Written request:
From the data that follows, copy every line holding the string "screenshot".

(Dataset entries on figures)
..........

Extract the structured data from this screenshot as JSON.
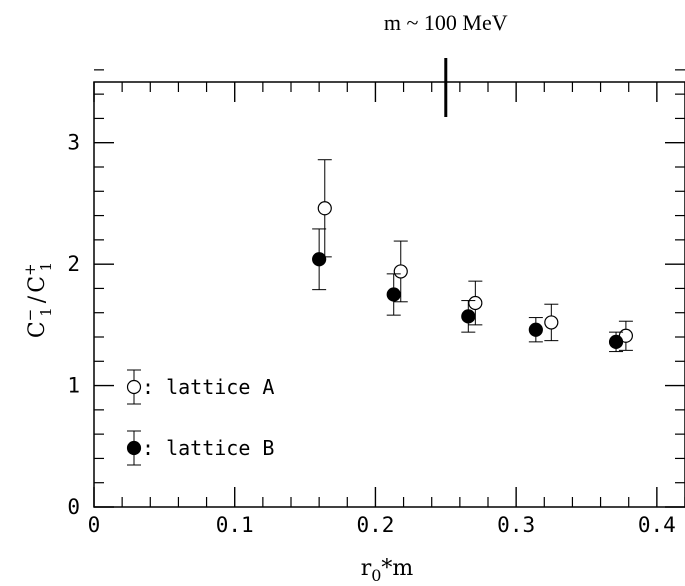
{
  "chart_data": {
    "type": "scatter",
    "xlabel_main": "r",
    "xlabel_sub": "0",
    "xlabel_rest": "*m",
    "ylabel_c1": "C",
    "ylabel_sub1": "1",
    "ylabel_sup1": "−",
    "ylabel_sep": "/",
    "ylabel_c2": "C",
    "ylabel_sub2": "1",
    "ylabel_sup2": "+",
    "xlim": [
      0,
      0.42
    ],
    "ylim": [
      0,
      3.5
    ],
    "x_ticks": [
      {
        "value": 0,
        "label": "0"
      },
      {
        "value": 0.1,
        "label": "0.1"
      },
      {
        "value": 0.2,
        "label": "0.2"
      },
      {
        "value": 0.3,
        "label": "0.3"
      },
      {
        "value": 0.4,
        "label": "0.4"
      }
    ],
    "y_ticks": [
      {
        "value": 0,
        "label": "0"
      },
      {
        "value": 1,
        "label": "1"
      },
      {
        "value": 2,
        "label": "2"
      },
      {
        "value": 3,
        "label": "3"
      }
    ],
    "annotation": {
      "label": "m ~ 100 MeV",
      "x": 0.25
    },
    "legend_placement": "bottom-left",
    "series": [
      {
        "name": ": lattice A",
        "marker": "open-circle",
        "points": [
          {
            "x": 0.164,
            "y": 2.46,
            "err": 0.4
          },
          {
            "x": 0.218,
            "y": 1.94,
            "err": 0.25
          },
          {
            "x": 0.271,
            "y": 1.68,
            "err": 0.18
          },
          {
            "x": 0.325,
            "y": 1.52,
            "err": 0.15
          },
          {
            "x": 0.378,
            "y": 1.41,
            "err": 0.12
          }
        ]
      },
      {
        "name": ": lattice B",
        "marker": "filled-circle",
        "points": [
          {
            "x": 0.16,
            "y": 2.04,
            "err": 0.25
          },
          {
            "x": 0.213,
            "y": 1.75,
            "err": 0.17
          },
          {
            "x": 0.266,
            "y": 1.57,
            "err": 0.13
          },
          {
            "x": 0.314,
            "y": 1.46,
            "err": 0.1
          },
          {
            "x": 0.371,
            "y": 1.36,
            "err": 0.08
          }
        ]
      }
    ]
  }
}
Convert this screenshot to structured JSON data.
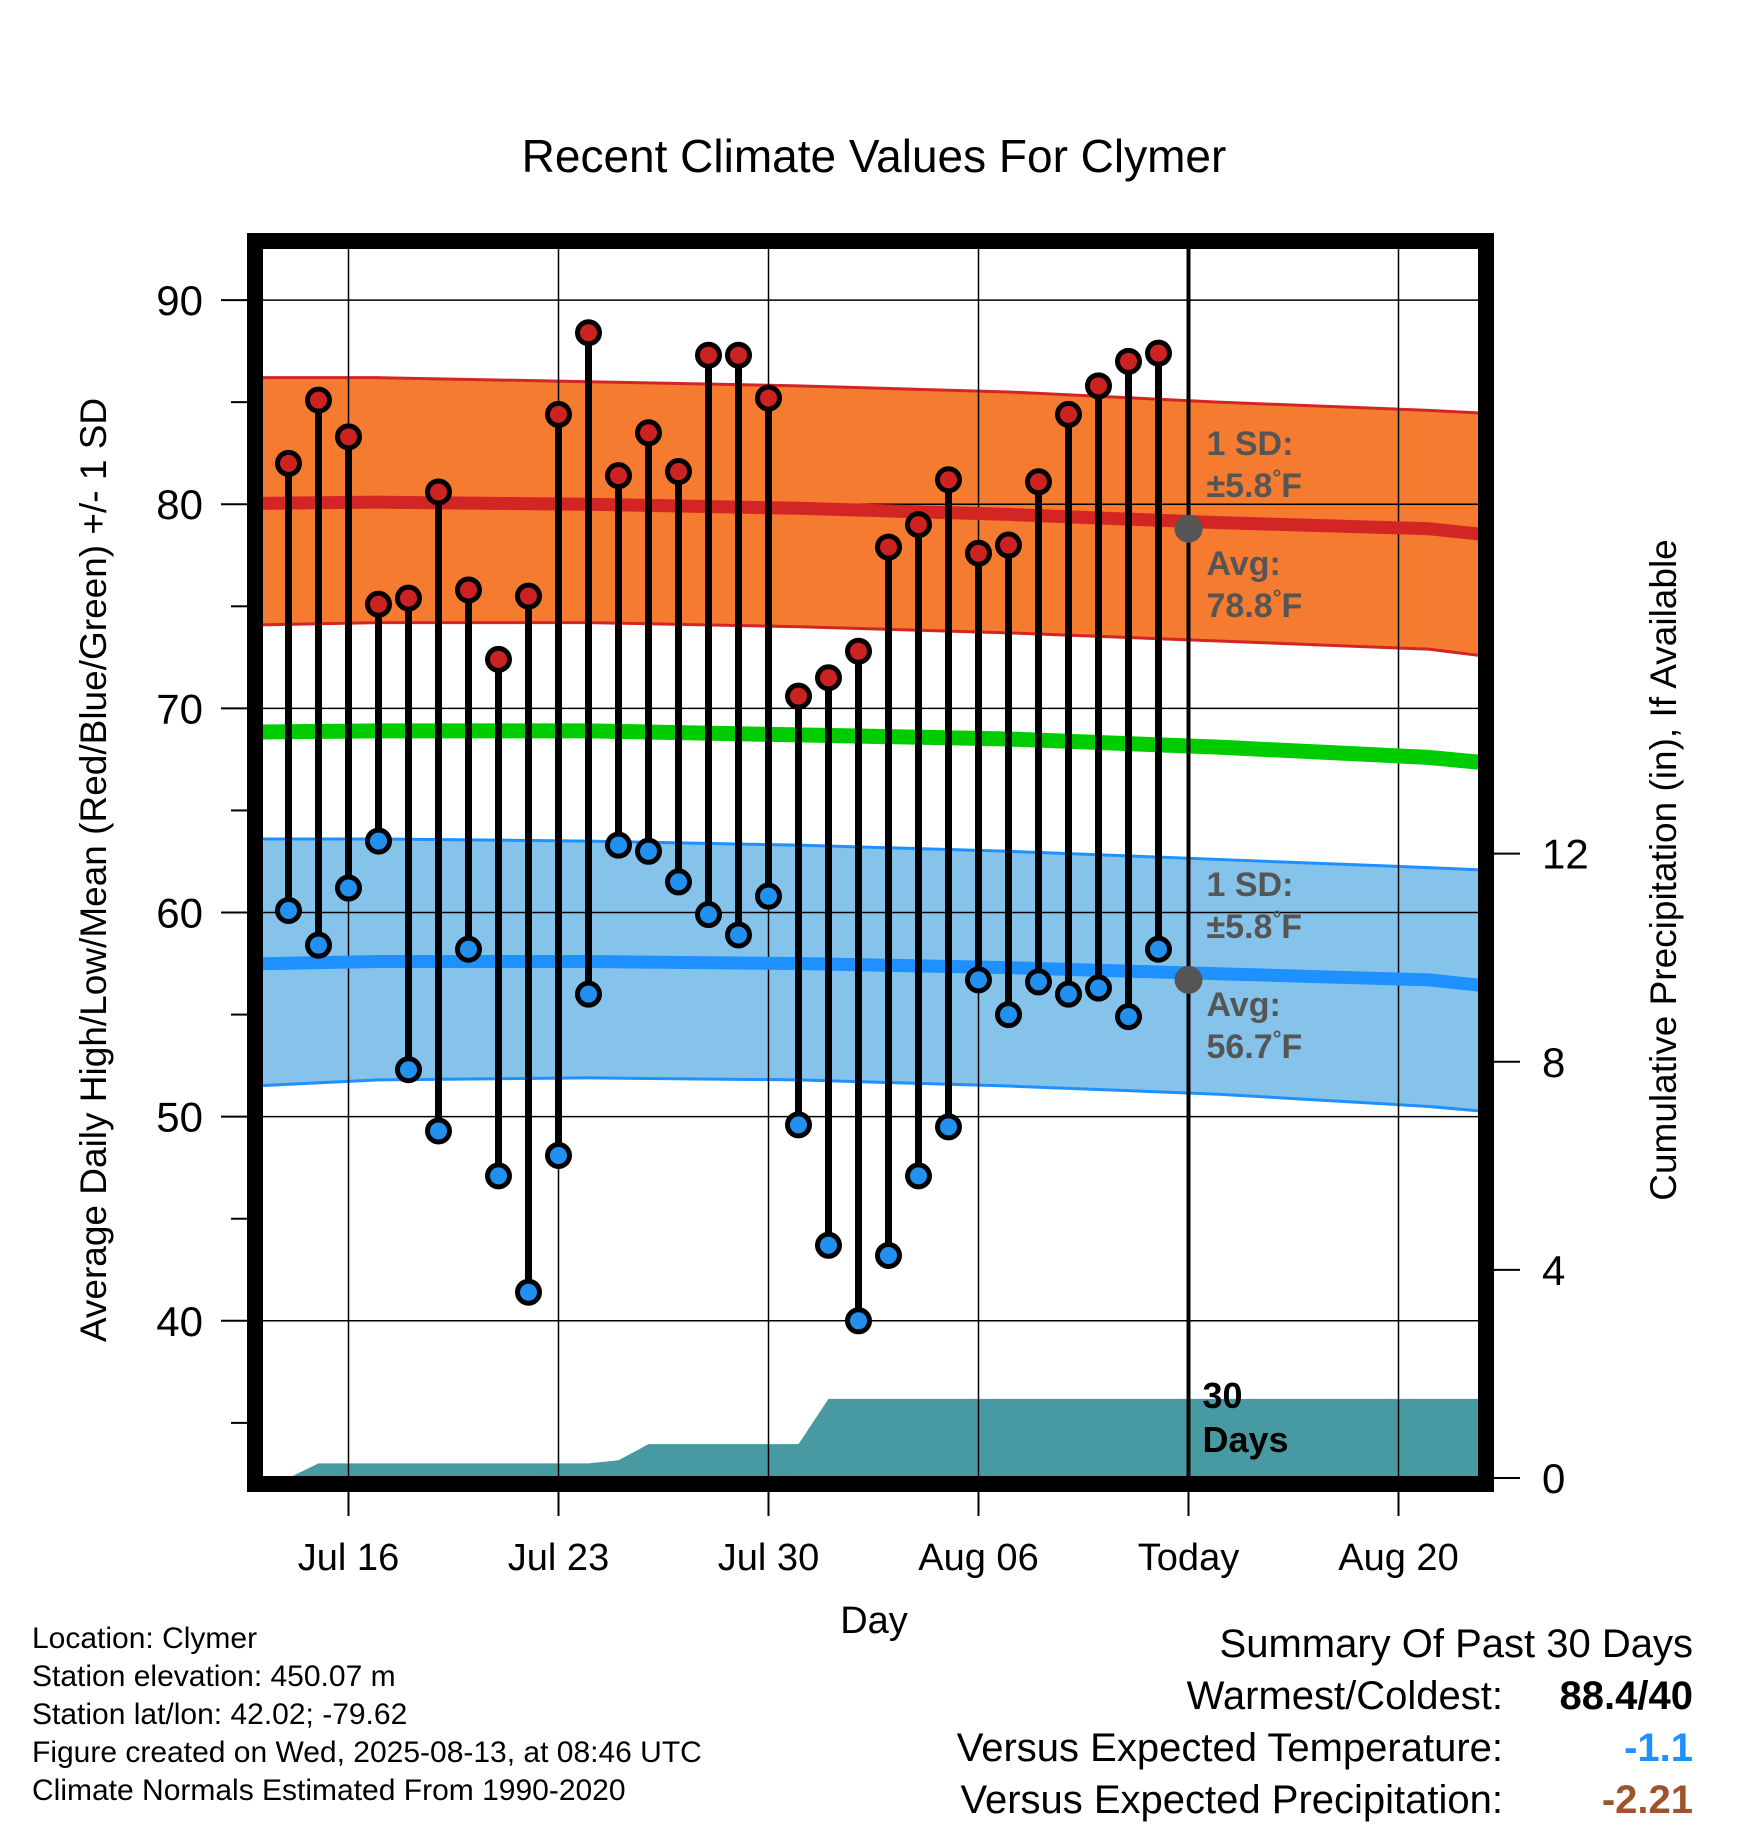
{
  "chart_data": {
    "type": "line",
    "title": "Recent Climate Values For Clymer",
    "xlabel": "Day",
    "ylabel": "Average Daily High/Low/Mean (Red/Blue/Green) +/- 1 SD",
    "y2label": "Cumulative Precipitation (in), If Available",
    "x_tick_labels": [
      "Jul 16",
      "Jul 23",
      "Jul 30",
      "Aug 06",
      "Today",
      "Aug 20"
    ],
    "y_ticks": [
      40,
      50,
      60,
      70,
      80,
      90
    ],
    "y2_ticks": [
      0,
      4,
      8,
      12
    ],
    "ylim": [
      32.3,
      92.6
    ],
    "y2lim": [
      0,
      23.66
    ],
    "x_dates": [
      "Jul 14",
      "Jul 15",
      "Jul 16",
      "Jul 17",
      "Jul 18",
      "Jul 19",
      "Jul 20",
      "Jul 21",
      "Jul 22",
      "Jul 23",
      "Jul 24",
      "Jul 25",
      "Jul 26",
      "Jul 27",
      "Jul 28",
      "Jul 29",
      "Jul 30",
      "Jul 31",
      "Aug 01",
      "Aug 02",
      "Aug 03",
      "Aug 04",
      "Aug 05",
      "Aug 06",
      "Aug 07",
      "Aug 08",
      "Aug 09",
      "Aug 10",
      "Aug 11",
      "Aug 12"
    ],
    "series": [
      {
        "name": "Daily High",
        "values": [
          82.0,
          85.1,
          83.3,
          75.1,
          75.4,
          80.6,
          75.8,
          72.4,
          75.5,
          84.4,
          88.4,
          81.4,
          83.5,
          81.6,
          87.3,
          87.3,
          85.2,
          70.6,
          71.5,
          72.8,
          77.9,
          79.0,
          81.2,
          77.6,
          78.0,
          81.1,
          84.4,
          85.8,
          87.0,
          87.4
        ]
      },
      {
        "name": "Daily Low",
        "values": [
          60.1,
          58.4,
          61.2,
          63.5,
          52.3,
          49.3,
          58.2,
          47.1,
          41.4,
          48.1,
          56.0,
          63.3,
          63.0,
          61.5,
          59.9,
          58.9,
          60.8,
          49.6,
          43.7,
          40.0,
          43.2,
          47.1,
          49.5,
          56.7,
          55.0,
          56.6,
          56.0,
          56.3,
          54.9,
          58.2
        ]
      }
    ],
    "normals": {
      "day_offsets": [
        -4,
        3,
        10,
        17,
        24,
        31,
        38,
        45.8
      ],
      "avg_high": [
        80.0,
        80.1,
        80.0,
        79.8,
        79.5,
        79.1,
        78.8,
        77.6
      ],
      "high_upper": [
        86.2,
        86.2,
        86.0,
        85.8,
        85.5,
        85.0,
        84.6,
        84.0
      ],
      "high_lower": [
        74.0,
        74.2,
        74.2,
        74.0,
        73.7,
        73.3,
        72.9,
        71.5
      ],
      "avg_mean": [
        68.8,
        68.9,
        68.9,
        68.7,
        68.5,
        68.1,
        67.6,
        66.5
      ],
      "avg_low": [
        57.4,
        57.6,
        57.6,
        57.5,
        57.3,
        57.0,
        56.7,
        55.5
      ],
      "low_upper": [
        63.6,
        63.6,
        63.5,
        63.3,
        63.0,
        62.6,
        62.2,
        61.7
      ],
      "low_lower": [
        51.3,
        51.8,
        51.9,
        51.8,
        51.5,
        51.1,
        50.5,
        49.5
      ]
    },
    "precip_cumulative": {
      "day_offsets": [
        0,
        1,
        10,
        11,
        12,
        17,
        18,
        31,
        45.8
      ],
      "values": [
        0,
        0.28,
        0.28,
        0.34,
        0.65,
        0.65,
        1.52,
        1.52,
        1.52
      ]
    },
    "today_marker": {
      "label": "30 Days",
      "high_sd_label": "1 SD:",
      "high_sd_value": "±5.8°F",
      "high_avg_label": "Avg:",
      "high_avg_value": "78.8°F",
      "high_avg": 78.8,
      "low_sd_label": "1 SD:",
      "low_sd_value": "±5.8°F",
      "low_avg_label": "Avg:",
      "low_avg_value": "56.7°F",
      "low_avg": 56.7
    },
    "grid": true,
    "colors": {
      "high_band": "#f47b30",
      "high_line": "#d42525",
      "mean_line": "#00cc00",
      "low_band": "#86c3ea",
      "low_line": "#1e90ff",
      "precip_fill": "#489aa2",
      "high_point": "#cc2222",
      "low_point": "#2290ee",
      "annotation": "#555555"
    }
  },
  "footer": {
    "location": "Location: Clymer",
    "elevation": "Station elevation: 450.07 m",
    "latlon": "Station lat/lon: 42.02; -79.62",
    "created": "Figure created on Wed, 2025-08-13, at 08:46 UTC",
    "normals": "Climate Normals Estimated From 1990-2020"
  },
  "summary": {
    "title": "Summary Of Past 30 Days",
    "warmest_coldest_label": "Warmest/Coldest:",
    "warmest_coldest_value": "88.4/40",
    "temp_label": "Versus Expected Temperature:",
    "temp_value": "-1.1",
    "temp_color": "#1e90ff",
    "precip_label": "Versus Expected Precipitation:",
    "precip_value": "-2.21",
    "precip_color": "#a0522d"
  }
}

..........

Response to the task:
Extract the structured data from this screenshot as JSON.
Convert this screenshot to structured JSON data.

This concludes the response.